_Set problem:_ Extract each line of the material that follows exactly and omit its pictures.

/---

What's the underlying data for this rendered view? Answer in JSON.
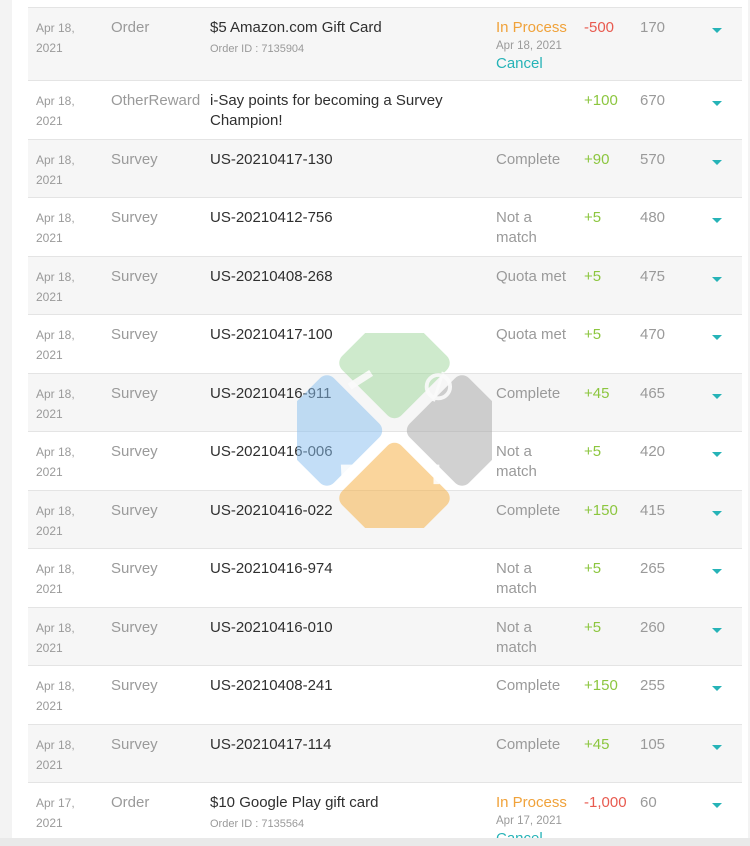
{
  "rows": [
    {
      "date_line1": "Apr 18,",
      "date_line2": "2021",
      "type": "Order",
      "desc": "$5 Amazon.com Gift Card",
      "desc_sub": "Order ID : 7135904",
      "status": "In Process",
      "status_date": "Apr 18, 2021",
      "status_action": "Cancel",
      "amount": "-500",
      "amount_sign": "neg",
      "balance": "170"
    },
    {
      "date_line1": "Apr 18,",
      "date_line2": "2021",
      "type": "OtherReward",
      "desc": "i-Say points for becoming a Survey Champion!",
      "desc_sub": "",
      "status": "",
      "status_date": "",
      "status_action": "",
      "amount": "+100",
      "amount_sign": "pos",
      "balance": "670"
    },
    {
      "date_line1": "Apr 18,",
      "date_line2": "2021",
      "type": "Survey",
      "desc": "US-20210417-130",
      "desc_sub": "",
      "status": "Complete",
      "status_date": "",
      "status_action": "",
      "amount": "+90",
      "amount_sign": "pos",
      "balance": "570"
    },
    {
      "date_line1": "Apr 18,",
      "date_line2": "2021",
      "type": "Survey",
      "desc": "US-20210412-756",
      "desc_sub": "",
      "status": "Not a match",
      "status_date": "",
      "status_action": "",
      "amount": "+5",
      "amount_sign": "pos",
      "balance": "480"
    },
    {
      "date_line1": "Apr 18,",
      "date_line2": "2021",
      "type": "Survey",
      "desc": "US-20210408-268",
      "desc_sub": "",
      "status": "Quota met",
      "status_date": "",
      "status_action": "",
      "amount": "+5",
      "amount_sign": "pos",
      "balance": "475"
    },
    {
      "date_line1": "Apr 18,",
      "date_line2": "2021",
      "type": "Survey",
      "desc": "US-20210417-100",
      "desc_sub": "",
      "status": "Quota met",
      "status_date": "",
      "status_action": "",
      "amount": "+5",
      "amount_sign": "pos",
      "balance": "470"
    },
    {
      "date_line1": "Apr 18,",
      "date_line2": "2021",
      "type": "Survey",
      "desc": "US-20210416-911",
      "desc_sub": "",
      "status": "Complete",
      "status_date": "",
      "status_action": "",
      "amount": "+45",
      "amount_sign": "pos",
      "balance": "465"
    },
    {
      "date_line1": "Apr 18,",
      "date_line2": "2021",
      "type": "Survey",
      "desc": "US-20210416-006",
      "desc_sub": "",
      "status": "Not a match",
      "status_date": "",
      "status_action": "",
      "amount": "+5",
      "amount_sign": "pos",
      "balance": "420"
    },
    {
      "date_line1": "Apr 18,",
      "date_line2": "2021",
      "type": "Survey",
      "desc": "US-20210416-022",
      "desc_sub": "",
      "status": "Complete",
      "status_date": "",
      "status_action": "",
      "amount": "+150",
      "amount_sign": "pos",
      "balance": "415"
    },
    {
      "date_line1": "Apr 18,",
      "date_line2": "2021",
      "type": "Survey",
      "desc": "US-20210416-974",
      "desc_sub": "",
      "status": "Not a match",
      "status_date": "",
      "status_action": "",
      "amount": "+5",
      "amount_sign": "pos",
      "balance": "265"
    },
    {
      "date_line1": "Apr 18,",
      "date_line2": "2021",
      "type": "Survey",
      "desc": "US-20210416-010",
      "desc_sub": "",
      "status": "Not a match",
      "status_date": "",
      "status_action": "",
      "amount": "+5",
      "amount_sign": "pos",
      "balance": "260"
    },
    {
      "date_line1": "Apr 18,",
      "date_line2": "2021",
      "type": "Survey",
      "desc": "US-20210408-241",
      "desc_sub": "",
      "status": "Complete",
      "status_date": "",
      "status_action": "",
      "amount": "+150",
      "amount_sign": "pos",
      "balance": "255"
    },
    {
      "date_line1": "Apr 18,",
      "date_line2": "2021",
      "type": "Survey",
      "desc": "US-20210417-114",
      "desc_sub": "",
      "status": "Complete",
      "status_date": "",
      "status_action": "",
      "amount": "+45",
      "amount_sign": "pos",
      "balance": "105"
    },
    {
      "date_line1": "Apr 17,",
      "date_line2": "2021",
      "type": "Order",
      "desc": "$10 Google Play gift card",
      "desc_sub": "Order ID : 7135564",
      "status": "In Process",
      "status_date": "Apr 17, 2021",
      "status_action": "Cancel",
      "amount": "-1,000",
      "amount_sign": "neg",
      "balance": "60"
    }
  ],
  "icons": {
    "row_toggle": "caret-down-icon",
    "watermark": "watermark-logo"
  },
  "colors": {
    "in_process": "#f0a23a",
    "cancel": "#26b3b7",
    "positive": "#8cc63f",
    "negative": "#e85a4f",
    "toggle": "#26b3b7"
  }
}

\---

_Reply:_
What's the underlying data for this rendered view? Answer in JSON.
{
  "rows": [
    {
      "date_line1": "Apr 18,",
      "date_line2": "2021",
      "type": "Order",
      "desc": "$5 Amazon.com Gift Card",
      "desc_sub": "Order ID : 7135904",
      "status": "In Process",
      "status_date": "Apr 18, 2021",
      "status_action": "Cancel",
      "amount": "-500",
      "amount_sign": "neg",
      "balance": "170"
    },
    {
      "date_line1": "Apr 18,",
      "date_line2": "2021",
      "type": "OtherReward",
      "desc": "i-Say points for becoming a Survey Champion!",
      "desc_sub": "",
      "status": "",
      "status_date": "",
      "status_action": "",
      "amount": "+100",
      "amount_sign": "pos",
      "balance": "670"
    },
    {
      "date_line1": "Apr 18,",
      "date_line2": "2021",
      "type": "Survey",
      "desc": "US-20210417-130",
      "desc_sub": "",
      "status": "Complete",
      "status_date": "",
      "status_action": "",
      "amount": "+90",
      "amount_sign": "pos",
      "balance": "570"
    },
    {
      "date_line1": "Apr 18,",
      "date_line2": "2021",
      "type": "Survey",
      "desc": "US-20210412-756",
      "desc_sub": "",
      "status": "Not a match",
      "status_date": "",
      "status_action": "",
      "amount": "+5",
      "amount_sign": "pos",
      "balance": "480"
    },
    {
      "date_line1": "Apr 18,",
      "date_line2": "2021",
      "type": "Survey",
      "desc": "US-20210408-268",
      "desc_sub": "",
      "status": "Quota met",
      "status_date": "",
      "status_action": "",
      "amount": "+5",
      "amount_sign": "pos",
      "balance": "475"
    },
    {
      "date_line1": "Apr 18,",
      "date_line2": "2021",
      "type": "Survey",
      "desc": "US-20210417-100",
      "desc_sub": "",
      "status": "Quota met",
      "status_date": "",
      "status_action": "",
      "amount": "+5",
      "amount_sign": "pos",
      "balance": "470"
    },
    {
      "date_line1": "Apr 18,",
      "date_line2": "2021",
      "type": "Survey",
      "desc": "US-20210416-911",
      "desc_sub": "",
      "status": "Complete",
      "status_date": "",
      "status_action": "",
      "amount": "+45",
      "amount_sign": "pos",
      "balance": "465"
    },
    {
      "date_line1": "Apr 18,",
      "date_line2": "2021",
      "type": "Survey",
      "desc": "US-20210416-006",
      "desc_sub": "",
      "status": "Not a match",
      "status_date": "",
      "status_action": "",
      "amount": "+5",
      "amount_sign": "pos",
      "balance": "420"
    },
    {
      "date_line1": "Apr 18,",
      "date_line2": "2021",
      "type": "Survey",
      "desc": "US-20210416-022",
      "desc_sub": "",
      "status": "Complete",
      "status_date": "",
      "status_action": "",
      "amount": "+150",
      "amount_sign": "pos",
      "balance": "415"
    },
    {
      "date_line1": "Apr 18,",
      "date_line2": "2021",
      "type": "Survey",
      "desc": "US-20210416-974",
      "desc_sub": "",
      "status": "Not a match",
      "status_date": "",
      "status_action": "",
      "amount": "+5",
      "amount_sign": "pos",
      "balance": "265"
    },
    {
      "date_line1": "Apr 18,",
      "date_line2": "2021",
      "type": "Survey",
      "desc": "US-20210416-010",
      "desc_sub": "",
      "status": "Not a match",
      "status_date": "",
      "status_action": "",
      "amount": "+5",
      "amount_sign": "pos",
      "balance": "260"
    },
    {
      "date_line1": "Apr 18,",
      "date_line2": "2021",
      "type": "Survey",
      "desc": "US-20210408-241",
      "desc_sub": "",
      "status": "Complete",
      "status_date": "",
      "status_action": "",
      "amount": "+150",
      "amount_sign": "pos",
      "balance": "255"
    },
    {
      "date_line1": "Apr 18,",
      "date_line2": "2021",
      "type": "Survey",
      "desc": "US-20210417-114",
      "desc_sub": "",
      "status": "Complete",
      "status_date": "",
      "status_action": "",
      "amount": "+45",
      "amount_sign": "pos",
      "balance": "105"
    },
    {
      "date_line1": "Apr 17,",
      "date_line2": "2021",
      "type": "Order",
      "desc": "$10 Google Play gift card",
      "desc_sub": "Order ID : 7135564",
      "status": "In Process",
      "status_date": "Apr 17, 2021",
      "status_action": "Cancel",
      "amount": "-1,000",
      "amount_sign": "neg",
      "balance": "60"
    }
  ],
  "icons": {
    "row_toggle": "caret-down-icon",
    "watermark": "watermark-logo"
  },
  "colors": {
    "in_process": "#f0a23a",
    "cancel": "#26b3b7",
    "positive": "#8cc63f",
    "negative": "#e85a4f",
    "toggle": "#26b3b7"
  }
}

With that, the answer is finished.